## The request
All of the data that follows should be retyped exactly, please, except the pictures.

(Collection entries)
□ □ □ □
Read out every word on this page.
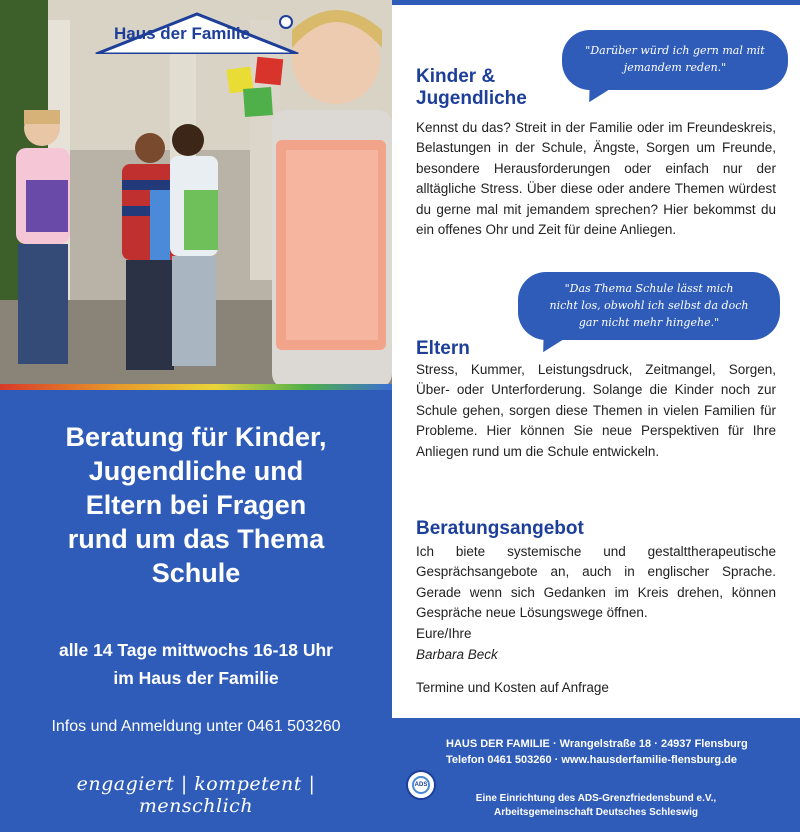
Haus der Familie
Beratung für Kinder,
Jugendliche und
Eltern bei Fragen
rund um das Thema
Schule
alle 14 Tage mittwochs 16-18 Uhr
im Haus der Familie
Infos und Anmeldung unter 0461 503260
engagiert | kompetent | menschlich
"Darüber würd ich gern mal mit
jemandem reden."
Kinder & Jugendliche
Kennst du das? Streit in der Familie oder im Freundeskreis, Belastungen in der Schule, Ängste, Sorgen um Freunde, besondere Herausforderungen oder einfach nur der alltägliche Stress. Über diese oder andere Themen würdest du gerne mal mit jemandem sprechen? Hier bekommst du ein offenes Ohr und Zeit für deine Anliegen.
"Das Thema Schule lässt mich
nicht los, obwohl ich selbst da doch
gar nicht mehr hingehe."
Eltern
Stress, Kummer, Leistungsdruck, Zeitmangel, Sorgen, Über- oder Unterforderung. Solange die Kinder noch zur Schule gehen, sorgen diese Themen in vielen Familien für Probleme. Hier können Sie neue Perspektiven für Ihre Anliegen rund um die Schule entwickeln.
Beratungsangebot
Ich biete systemische und gestalttherapeutische Gesprächsangebote an, auch in englischer Sprache. Gerade wenn sich Gedanken im Kreis drehen, können Gespräche neue Lösungswege öffnen.
Eure/Ihre
Barbara Beck
Termine und Kosten auf Anfrage
HAUS DER FAMILIE · Wrangelstraße 18 · 24937 Flensburg
Telefon 0461 503260 · www.hausderfamilie-flensburg.de
ADS
Eine Einrichtung des ADS-Grenzfriedensbund e.V.,
Arbeitsgemeinschaft Deutsches Schleswig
□ □ □ □
## Task solution
Read out every word on this page.
Haus der Familie
Beratung für Kinder,
Jugendliche und
Eltern bei Fragen
rund um das Thema
Schule
alle 14 Tage mittwochs 16-18 Uhr
im Haus der Familie
Infos und Anmeldung unter 0461 503260
engagiert | kompetent | menschlich
"Darüber würd ich gern mal mit
jemandem reden."
Kinder & Jugendliche
Kennst du das? Streit in der Familie oder im Freundeskreis, Belastungen in der Schule, Ängste, Sorgen um Freunde, besondere Herausforderungen oder einfach nur der alltägliche Stress. Über diese oder andere Themen würdest du gerne mal mit jemandem sprechen? Hier bekommst du ein offenes Ohr und Zeit für deine Anliegen.
"Das Thema Schule lässt mich
nicht los, obwohl ich selbst da doch
gar nicht mehr hingehe."
Eltern
Stress, Kummer, Leistungsdruck, Zeitmangel, Sorgen, Über- oder Unterforderung. Solange die Kinder noch zur Schule gehen, sorgen diese Themen in vielen Familien für Probleme. Hier können Sie neue Perspektiven für Ihre Anliegen rund um die Schule entwickeln.
Beratungsangebot
Ich biete systemische und gestalttherapeutische Gesprächsangebote an, auch in englischer Sprache. Gerade wenn sich Gedanken im Kreis drehen, können Gespräche neue Lösungswege öffnen.
Eure/Ihre
Barbara Beck
Termine und Kosten auf Anfrage
HAUS DER FAMILIE · Wrangelstraße 18 · 24937 Flensburg
Telefon 0461 503260 · www.hausderfamilie-flensburg.de
ADS
Eine Einrichtung des ADS-Grenzfriedensbund e.V.,
Arbeitsgemeinschaft Deutsches Schleswig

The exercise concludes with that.